Structured figure records:
[start]

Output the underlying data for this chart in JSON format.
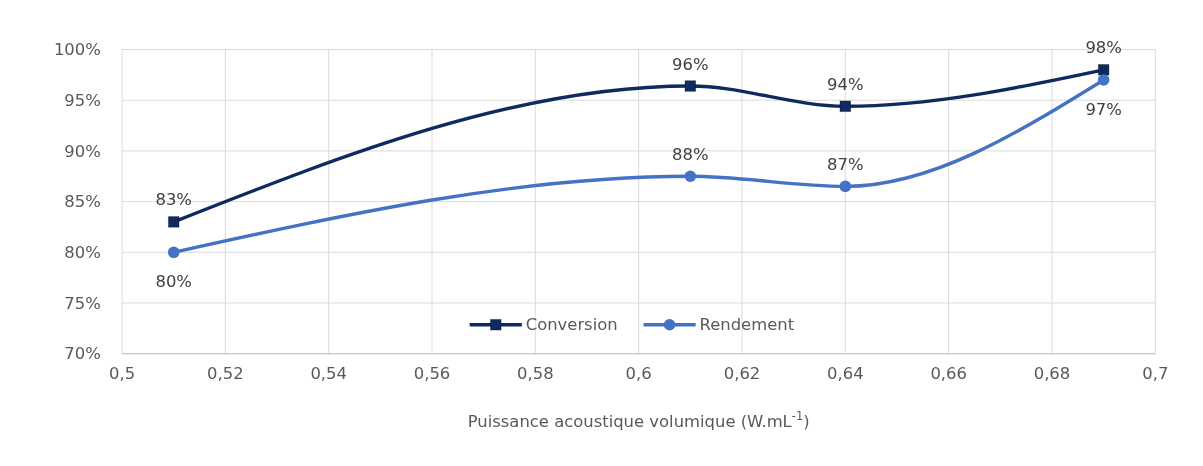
{
  "chart_data": {
    "type": "line",
    "xlabel": "Puissance acoustique volumique (W.mL$^{-1}$)",
    "x": [
      0.51,
      0.61,
      0.64,
      0.69
    ],
    "series": [
      {
        "name": "Conversion",
        "color": "#0e2a5f",
        "marker": "square",
        "values": [
          83,
          96.4,
          94.4,
          98
        ],
        "value_labels": [
          "83%",
          "96%",
          "94%",
          "98%"
        ]
      },
      {
        "name": "Rendement",
        "color": "#4472c4",
        "marker": "circle",
        "values": [
          80,
          87.5,
          86.5,
          97
        ],
        "value_labels": [
          "80%",
          "88%",
          "87%",
          "97%"
        ]
      }
    ],
    "xlim": [
      0.5,
      0.7
    ],
    "xticks": [
      {
        "value": 0.5,
        "label": "0,5"
      },
      {
        "value": 0.52,
        "label": "0,52"
      },
      {
        "value": 0.54,
        "label": "0,54"
      },
      {
        "value": 0.56,
        "label": "0,56"
      },
      {
        "value": 0.58,
        "label": "0,58"
      },
      {
        "value": 0.6,
        "label": "0,6"
      },
      {
        "value": 0.62,
        "label": "0,62"
      },
      {
        "value": 0.64,
        "label": "0,64"
      },
      {
        "value": 0.66,
        "label": "0,66"
      },
      {
        "value": 0.68,
        "label": "0,68"
      },
      {
        "value": 0.7,
        "label": "0,7"
      }
    ],
    "ylim": [
      70,
      100
    ],
    "yticks": [
      {
        "value": 70,
        "label": "70%"
      },
      {
        "value": 75,
        "label": "75%"
      },
      {
        "value": 80,
        "label": "80%"
      },
      {
        "value": 85,
        "label": "85%"
      },
      {
        "value": 90,
        "label": "90%"
      },
      {
        "value": 95,
        "label": "95%"
      },
      {
        "value": 100,
        "label": "100%"
      }
    ],
    "grid": true,
    "legend": "bottom",
    "line_style": "solid"
  }
}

[end]

Print each of the records above exactly as written, leaving no picture in the copy.

- Right answer:
Output the underlying data for this chart in JSON format.
{
  "chart_data": {
    "type": "line",
    "xlabel": "Puissance acoustique volumique (W.mL$^{-1}$)",
    "x": [
      0.51,
      0.61,
      0.64,
      0.69
    ],
    "series": [
      {
        "name": "Conversion",
        "color": "#0e2a5f",
        "marker": "square",
        "values": [
          83,
          96.4,
          94.4,
          98
        ],
        "value_labels": [
          "83%",
          "96%",
          "94%",
          "98%"
        ]
      },
      {
        "name": "Rendement",
        "color": "#4472c4",
        "marker": "circle",
        "values": [
          80,
          87.5,
          86.5,
          97
        ],
        "value_labels": [
          "80%",
          "88%",
          "87%",
          "97%"
        ]
      }
    ],
    "xlim": [
      0.5,
      0.7
    ],
    "xticks": [
      {
        "value": 0.5,
        "label": "0,5"
      },
      {
        "value": 0.52,
        "label": "0,52"
      },
      {
        "value": 0.54,
        "label": "0,54"
      },
      {
        "value": 0.56,
        "label": "0,56"
      },
      {
        "value": 0.58,
        "label": "0,58"
      },
      {
        "value": 0.6,
        "label": "0,6"
      },
      {
        "value": 0.62,
        "label": "0,62"
      },
      {
        "value": 0.64,
        "label": "0,64"
      },
      {
        "value": 0.66,
        "label": "0,66"
      },
      {
        "value": 0.68,
        "label": "0,68"
      },
      {
        "value": 0.7,
        "label": "0,7"
      }
    ],
    "ylim": [
      70,
      100
    ],
    "yticks": [
      {
        "value": 70,
        "label": "70%"
      },
      {
        "value": 75,
        "label": "75%"
      },
      {
        "value": 80,
        "label": "80%"
      },
      {
        "value": 85,
        "label": "85%"
      },
      {
        "value": 90,
        "label": "90%"
      },
      {
        "value": 95,
        "label": "95%"
      },
      {
        "value": 100,
        "label": "100%"
      }
    ],
    "grid": true,
    "legend": "bottom",
    "line_style": "solid"
  }
}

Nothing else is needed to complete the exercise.